Wherever the string "screenshot" appears in a line, extract that line.

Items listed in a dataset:
________

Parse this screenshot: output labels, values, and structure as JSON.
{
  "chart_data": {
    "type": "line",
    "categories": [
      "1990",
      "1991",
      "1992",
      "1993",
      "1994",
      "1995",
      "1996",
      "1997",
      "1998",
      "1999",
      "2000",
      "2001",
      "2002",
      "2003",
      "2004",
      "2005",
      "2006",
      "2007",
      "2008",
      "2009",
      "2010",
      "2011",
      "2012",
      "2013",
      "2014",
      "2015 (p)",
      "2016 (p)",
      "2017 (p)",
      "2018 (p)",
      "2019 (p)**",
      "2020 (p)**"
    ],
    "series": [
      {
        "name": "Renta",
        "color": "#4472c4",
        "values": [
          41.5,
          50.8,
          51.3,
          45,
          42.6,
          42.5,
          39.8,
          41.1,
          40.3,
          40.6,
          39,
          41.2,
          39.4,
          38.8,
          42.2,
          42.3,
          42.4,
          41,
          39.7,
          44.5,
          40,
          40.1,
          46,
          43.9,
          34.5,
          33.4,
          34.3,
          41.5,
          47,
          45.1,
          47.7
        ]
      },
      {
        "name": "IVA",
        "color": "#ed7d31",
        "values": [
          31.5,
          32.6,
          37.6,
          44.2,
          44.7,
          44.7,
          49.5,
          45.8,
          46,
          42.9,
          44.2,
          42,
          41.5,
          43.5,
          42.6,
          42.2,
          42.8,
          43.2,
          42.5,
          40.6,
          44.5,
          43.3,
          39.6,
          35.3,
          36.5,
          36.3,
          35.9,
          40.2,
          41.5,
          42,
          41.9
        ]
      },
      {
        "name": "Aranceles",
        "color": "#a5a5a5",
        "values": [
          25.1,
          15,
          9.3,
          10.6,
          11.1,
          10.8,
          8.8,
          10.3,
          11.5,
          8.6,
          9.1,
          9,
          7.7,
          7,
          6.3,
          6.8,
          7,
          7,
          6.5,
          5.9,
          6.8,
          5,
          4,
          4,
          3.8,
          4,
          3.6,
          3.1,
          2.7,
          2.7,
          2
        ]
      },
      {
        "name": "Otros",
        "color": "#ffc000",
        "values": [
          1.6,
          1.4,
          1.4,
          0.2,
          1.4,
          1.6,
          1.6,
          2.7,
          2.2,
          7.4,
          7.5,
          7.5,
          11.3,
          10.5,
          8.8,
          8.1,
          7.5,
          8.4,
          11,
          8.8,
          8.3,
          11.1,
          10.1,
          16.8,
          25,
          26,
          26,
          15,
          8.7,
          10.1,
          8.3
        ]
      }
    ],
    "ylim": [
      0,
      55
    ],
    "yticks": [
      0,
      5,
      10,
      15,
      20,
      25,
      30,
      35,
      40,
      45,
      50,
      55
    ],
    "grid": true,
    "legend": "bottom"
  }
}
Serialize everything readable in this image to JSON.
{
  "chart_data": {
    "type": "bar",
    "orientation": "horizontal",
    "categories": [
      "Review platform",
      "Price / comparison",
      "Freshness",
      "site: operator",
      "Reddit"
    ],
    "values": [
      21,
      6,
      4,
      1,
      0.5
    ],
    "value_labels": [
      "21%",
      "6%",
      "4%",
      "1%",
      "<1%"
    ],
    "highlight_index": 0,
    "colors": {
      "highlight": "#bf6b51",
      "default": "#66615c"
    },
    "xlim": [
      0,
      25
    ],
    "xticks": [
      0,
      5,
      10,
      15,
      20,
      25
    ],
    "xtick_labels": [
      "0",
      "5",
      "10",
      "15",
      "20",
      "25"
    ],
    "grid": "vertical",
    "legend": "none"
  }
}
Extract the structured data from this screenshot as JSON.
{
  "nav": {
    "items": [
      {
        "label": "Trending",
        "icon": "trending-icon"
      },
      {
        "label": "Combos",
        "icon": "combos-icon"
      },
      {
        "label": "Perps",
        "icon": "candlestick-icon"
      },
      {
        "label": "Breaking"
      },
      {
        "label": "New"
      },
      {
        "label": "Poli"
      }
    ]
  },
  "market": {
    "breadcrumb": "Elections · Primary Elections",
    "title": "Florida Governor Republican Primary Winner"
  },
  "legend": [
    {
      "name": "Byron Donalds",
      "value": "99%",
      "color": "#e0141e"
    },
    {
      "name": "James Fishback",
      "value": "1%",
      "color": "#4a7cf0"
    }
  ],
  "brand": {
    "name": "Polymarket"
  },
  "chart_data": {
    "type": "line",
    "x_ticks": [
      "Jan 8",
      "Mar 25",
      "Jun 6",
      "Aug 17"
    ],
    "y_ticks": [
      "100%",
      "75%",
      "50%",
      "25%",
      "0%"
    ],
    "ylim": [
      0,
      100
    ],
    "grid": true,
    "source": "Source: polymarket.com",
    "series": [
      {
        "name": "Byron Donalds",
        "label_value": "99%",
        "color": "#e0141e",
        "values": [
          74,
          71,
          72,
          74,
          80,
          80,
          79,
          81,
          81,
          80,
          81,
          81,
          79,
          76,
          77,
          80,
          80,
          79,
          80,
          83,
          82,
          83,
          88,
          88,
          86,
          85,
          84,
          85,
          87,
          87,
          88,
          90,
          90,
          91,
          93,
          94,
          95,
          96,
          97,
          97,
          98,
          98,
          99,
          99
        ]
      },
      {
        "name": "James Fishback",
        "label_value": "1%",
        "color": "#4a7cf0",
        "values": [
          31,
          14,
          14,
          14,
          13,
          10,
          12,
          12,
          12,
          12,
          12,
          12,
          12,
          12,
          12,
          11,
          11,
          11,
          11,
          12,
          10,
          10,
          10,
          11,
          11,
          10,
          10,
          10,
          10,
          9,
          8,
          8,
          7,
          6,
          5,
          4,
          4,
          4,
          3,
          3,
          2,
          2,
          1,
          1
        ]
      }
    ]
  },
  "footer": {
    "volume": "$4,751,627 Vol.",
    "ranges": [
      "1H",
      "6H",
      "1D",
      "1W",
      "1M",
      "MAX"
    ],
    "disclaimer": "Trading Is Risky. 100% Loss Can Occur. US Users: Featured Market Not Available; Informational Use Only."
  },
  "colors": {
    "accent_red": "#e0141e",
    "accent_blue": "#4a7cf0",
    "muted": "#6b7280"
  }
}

________

→ Exercise response
Parse this screenshot: output labels, values, and structure as JSON.
Extract the structured data from this screenshot as JSON.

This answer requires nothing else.